--- EXTRAIT DE RÉFÉRENCE ---

____________________

Certes, à l’époque, c’était Greg Dyke et non Glenn qui dirigeait l’institution. Mais c’est d’un autre pan de l’affaire que lui viennent ces remontrances. Soupçonné d’entretenir des rapports jugés « inappropriés » avec certaines joueuses de Bristol en mars 2014, Sampson avait été blanchi au terme d’une enquête d’un an. Mis au courant de l’affaire en octobre 2015, soit 7 mois après sa nomination, Martin Glenn n’aurait plongé son nez dans le dossier… qu’il y a quelques semaines. Le fait que les accusations d’Aluko aient été formellement établies dès novembre 2016 n’arrange rien.

____________________

--- DONNÉES FOURNIES ---
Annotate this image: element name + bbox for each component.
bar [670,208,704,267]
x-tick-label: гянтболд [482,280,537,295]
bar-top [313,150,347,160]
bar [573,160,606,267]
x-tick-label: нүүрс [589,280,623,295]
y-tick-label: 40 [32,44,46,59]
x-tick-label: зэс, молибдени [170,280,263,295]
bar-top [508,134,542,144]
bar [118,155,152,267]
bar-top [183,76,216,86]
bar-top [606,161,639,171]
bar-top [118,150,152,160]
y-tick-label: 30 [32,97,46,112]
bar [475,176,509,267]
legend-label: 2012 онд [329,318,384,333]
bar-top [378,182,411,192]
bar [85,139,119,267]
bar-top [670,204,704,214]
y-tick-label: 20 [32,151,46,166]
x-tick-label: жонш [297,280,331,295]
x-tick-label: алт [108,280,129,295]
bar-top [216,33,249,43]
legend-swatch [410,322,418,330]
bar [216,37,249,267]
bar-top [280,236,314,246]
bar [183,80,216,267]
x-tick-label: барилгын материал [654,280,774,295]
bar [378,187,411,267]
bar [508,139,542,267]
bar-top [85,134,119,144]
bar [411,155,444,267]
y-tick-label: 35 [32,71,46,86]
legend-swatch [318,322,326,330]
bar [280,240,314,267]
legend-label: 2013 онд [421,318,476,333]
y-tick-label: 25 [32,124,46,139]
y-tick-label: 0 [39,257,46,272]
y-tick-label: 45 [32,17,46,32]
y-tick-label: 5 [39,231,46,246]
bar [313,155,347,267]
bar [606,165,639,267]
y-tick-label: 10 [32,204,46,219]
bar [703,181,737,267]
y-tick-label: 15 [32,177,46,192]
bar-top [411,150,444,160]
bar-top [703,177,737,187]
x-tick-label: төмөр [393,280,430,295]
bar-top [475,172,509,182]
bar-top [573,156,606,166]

____________________

--- EXERCICE PROPOSÉ 1 ---
Répondez à ces questions d'après l'extrait sur l'affaire Sampson :
(a) À quel mois et quelle année remontent les soupçons visant Sampson au sujet de ses rapports avec certaines joueuses de Bristol ?
(b) Combien de temps a duré l'enquête au terme de laquelle Sampson a été blanchi ?
(c) Depuis quand les accusations d'Aluko sont-elles formellement établies ?
--- EXERCICE PROPOSÉ 2 ---
Recopiez mot pour mot le passage de l'extrait sur l'affaire Sampson qui va de « Certes, à l’époque, c’était » jusqu'à « 2016 n’arrange rien. » inclus.
Le matériel fourni n'est pas nécessaire.

--- RÉPONSE ATTENDUE 1 ---
(a) Mars 2014.
(b) Un an.
(c) Novembre 2016.

--- RÉPONSE ATTENDUE 2 ---
Certes, à l’époque, c’était Greg Dyke et non Glenn qui dirigeait l’institution. Mais c’est d’un autre pan de l’affaire que lui viennent ces remontrances. Soupçonné d’entretenir des rapports jugés « inappropriés » avec certaines joueuses de Bristol en mars 2014, Sampson avait été blanchi au terme d’une enquête d’un an. Mis au courant de l’affaire en octobre 2015, soit 7 mois après sa nomination, Martin Glenn n’aurait plongé son nez dans le dossier… qu’il y a quelques semaines. Le fait que les accusations d’Aluko aient été formellement établies dès novembre 2016 n’arrange rien.